What to do >> Write out each line exactly as it stands, please.

<<<<

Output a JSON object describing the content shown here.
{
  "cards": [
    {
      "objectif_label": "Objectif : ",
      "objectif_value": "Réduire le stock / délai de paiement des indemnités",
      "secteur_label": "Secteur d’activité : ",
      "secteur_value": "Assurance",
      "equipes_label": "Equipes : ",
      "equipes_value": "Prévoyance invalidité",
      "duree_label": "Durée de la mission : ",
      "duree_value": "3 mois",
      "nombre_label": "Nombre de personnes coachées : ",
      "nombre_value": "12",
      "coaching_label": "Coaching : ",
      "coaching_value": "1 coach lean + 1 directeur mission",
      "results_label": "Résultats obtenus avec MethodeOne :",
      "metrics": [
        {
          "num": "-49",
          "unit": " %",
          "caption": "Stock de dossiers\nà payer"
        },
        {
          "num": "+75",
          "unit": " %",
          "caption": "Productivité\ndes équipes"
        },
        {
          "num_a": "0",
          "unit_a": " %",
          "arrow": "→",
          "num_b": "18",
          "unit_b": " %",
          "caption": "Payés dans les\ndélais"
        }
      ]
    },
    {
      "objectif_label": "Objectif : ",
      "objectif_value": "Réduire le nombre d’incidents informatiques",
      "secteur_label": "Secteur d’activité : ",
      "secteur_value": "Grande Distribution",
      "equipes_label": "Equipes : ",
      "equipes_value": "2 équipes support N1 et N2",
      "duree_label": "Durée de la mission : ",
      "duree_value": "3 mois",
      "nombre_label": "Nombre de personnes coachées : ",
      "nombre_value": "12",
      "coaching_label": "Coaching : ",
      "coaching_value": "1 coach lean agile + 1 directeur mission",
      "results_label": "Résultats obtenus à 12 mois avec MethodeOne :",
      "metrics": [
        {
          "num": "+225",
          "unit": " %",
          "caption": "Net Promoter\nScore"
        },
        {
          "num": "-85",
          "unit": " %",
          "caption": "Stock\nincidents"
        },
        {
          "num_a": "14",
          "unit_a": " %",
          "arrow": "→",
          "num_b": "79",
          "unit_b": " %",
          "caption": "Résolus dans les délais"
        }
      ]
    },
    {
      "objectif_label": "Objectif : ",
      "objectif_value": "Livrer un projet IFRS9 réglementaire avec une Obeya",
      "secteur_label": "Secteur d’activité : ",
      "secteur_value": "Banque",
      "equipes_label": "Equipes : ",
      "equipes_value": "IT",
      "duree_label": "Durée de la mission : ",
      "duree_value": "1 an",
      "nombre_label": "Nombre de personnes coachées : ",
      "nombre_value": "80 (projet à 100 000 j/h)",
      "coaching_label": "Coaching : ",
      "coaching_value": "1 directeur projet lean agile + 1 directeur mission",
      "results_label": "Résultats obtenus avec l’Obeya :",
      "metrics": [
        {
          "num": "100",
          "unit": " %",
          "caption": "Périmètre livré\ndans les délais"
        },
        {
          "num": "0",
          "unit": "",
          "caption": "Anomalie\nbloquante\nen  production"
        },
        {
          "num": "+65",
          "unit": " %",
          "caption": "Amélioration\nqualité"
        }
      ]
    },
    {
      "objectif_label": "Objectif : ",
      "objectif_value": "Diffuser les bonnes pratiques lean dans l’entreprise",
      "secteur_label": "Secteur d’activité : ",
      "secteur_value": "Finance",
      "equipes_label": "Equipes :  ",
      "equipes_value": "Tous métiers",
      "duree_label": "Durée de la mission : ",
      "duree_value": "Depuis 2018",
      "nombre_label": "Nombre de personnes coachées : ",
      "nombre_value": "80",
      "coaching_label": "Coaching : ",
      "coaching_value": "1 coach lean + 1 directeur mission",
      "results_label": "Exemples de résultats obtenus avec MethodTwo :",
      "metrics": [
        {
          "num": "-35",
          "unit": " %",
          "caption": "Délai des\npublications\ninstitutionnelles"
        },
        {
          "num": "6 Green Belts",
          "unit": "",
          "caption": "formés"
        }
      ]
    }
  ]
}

>>>>

Problem solution >>
Output a JSON object describing the content shown here.
{
  "cards": [
    {
      "objectif_label": "Objectif : ",
      "objectif_value": "Réduire le stock / délai de paiement des indemnités",
      "secteur_label": "Secteur d’activité : ",
      "secteur_value": "Assurance",
      "equipes_label": "Equipes : ",
      "equipes_value": "Prévoyance invalidité",
      "duree_label": "Durée de la mission : ",
      "duree_value": "3 mois",
      "nombre_label": "Nombre de personnes coachées : ",
      "nombre_value": "12",
      "coaching_label": "Coaching : ",
      "coaching_value": "1 coach lean + 1 directeur mission",
      "results_label": "Résultats obtenus avec MethodeOne :",
      "metrics": [
        {
          "num": "-49",
          "unit": " %",
          "caption": "Stock de dossiers\nà payer"
        },
        {
          "num": "+75",
          "unit": " %",
          "caption": "Productivité\ndes équipes"
        },
        {
          "num_a": "0",
          "unit_a": " %",
          "arrow": "→",
          "num_b": "18",
          "unit_b": " %",
          "caption": "Payés dans les\ndélais"
        }
      ]
    },
    {
      "objectif_label": "Objectif : ",
      "objectif_value": "Réduire le nombre d’incidents informatiques",
      "secteur_label": "Secteur d’activité : ",
      "secteur_value": "Grande Distribution",
      "equipes_label": "Equipes : ",
      "equipes_value": "2 équipes support N1 et N2",
      "duree_label": "Durée de la mission : ",
      "duree_value": "3 mois",
      "nombre_label": "Nombre de personnes coachées : ",
      "nombre_value": "12",
      "coaching_label": "Coaching : ",
      "coaching_value": "1 coach lean agile + 1 directeur mission",
      "results_label": "Résultats obtenus à 12 mois avec MethodeOne :",
      "metrics": [
        {
          "num": "+225",
          "unit": " %",
          "caption": "Net Promoter\nScore"
        },
        {
          "num": "-85",
          "unit": " %",
          "caption": "Stock\nincidents"
        },
        {
          "num_a": "14",
          "unit_a": " %",
          "arrow": "→",
          "num_b": "79",
          "unit_b": " %",
          "caption": "Résolus dans les délais"
        }
      ]
    },
    {
      "objectif_label": "Objectif : ",
      "objectif_value": "Livrer un projet IFRS9 réglementaire avec une Obeya",
      "secteur_label": "Secteur d’activité : ",
      "secteur_value": "Banque",
      "equipes_label": "Equipes : ",
      "equipes_value": "IT",
      "duree_label": "Durée de la mission : ",
      "duree_value": "1 an",
      "nombre_label": "Nombre de personnes coachées : ",
      "nombre_value": "80 (projet à 100 000 j/h)",
      "coaching_label": "Coaching : ",
      "coaching_value": "1 directeur projet lean agile + 1 directeur mission",
      "results_label": "Résultats obtenus avec l’Obeya :",
      "metrics": [
        {
          "num": "100",
          "unit": " %",
          "caption": "Périmètre livré\ndans les délais"
        },
        {
          "num": "0",
          "unit": "",
          "caption": "Anomalie\nbloquante\nen  production"
        },
        {
          "num": "+65",
          "unit": " %",
          "caption": "Amélioration\nqualité"
        }
      ]
    },
    {
      "objectif_label": "Objectif : ",
      "objectif_value": "Diffuser les bonnes pratiques lean dans l’entreprise",
      "secteur_label": "Secteur d’activité : ",
      "secteur_value": "Finance",
      "equipes_label": "Equipes :  ",
      "equipes_value": "Tous métiers",
      "duree_label": "Durée de la mission : ",
      "duree_value": "Depuis 2018",
      "nombre_label": "Nombre de personnes coachées : ",
      "nombre_value": "80",
      "coaching_label": "Coaching : ",
      "coaching_value": "1 coach lean + 1 directeur mission",
      "results_label": "Exemples de résultats obtenus avec MethodTwo :",
      "metrics": [
        {
          "num": "-35",
          "unit": " %",
          "caption": "Délai des\npublications\ninstitutionnelles"
        },
        {
          "num": "6 Green Belts",
          "unit": "",
          "caption": "formés"
        }
      ]
    }
  ]
}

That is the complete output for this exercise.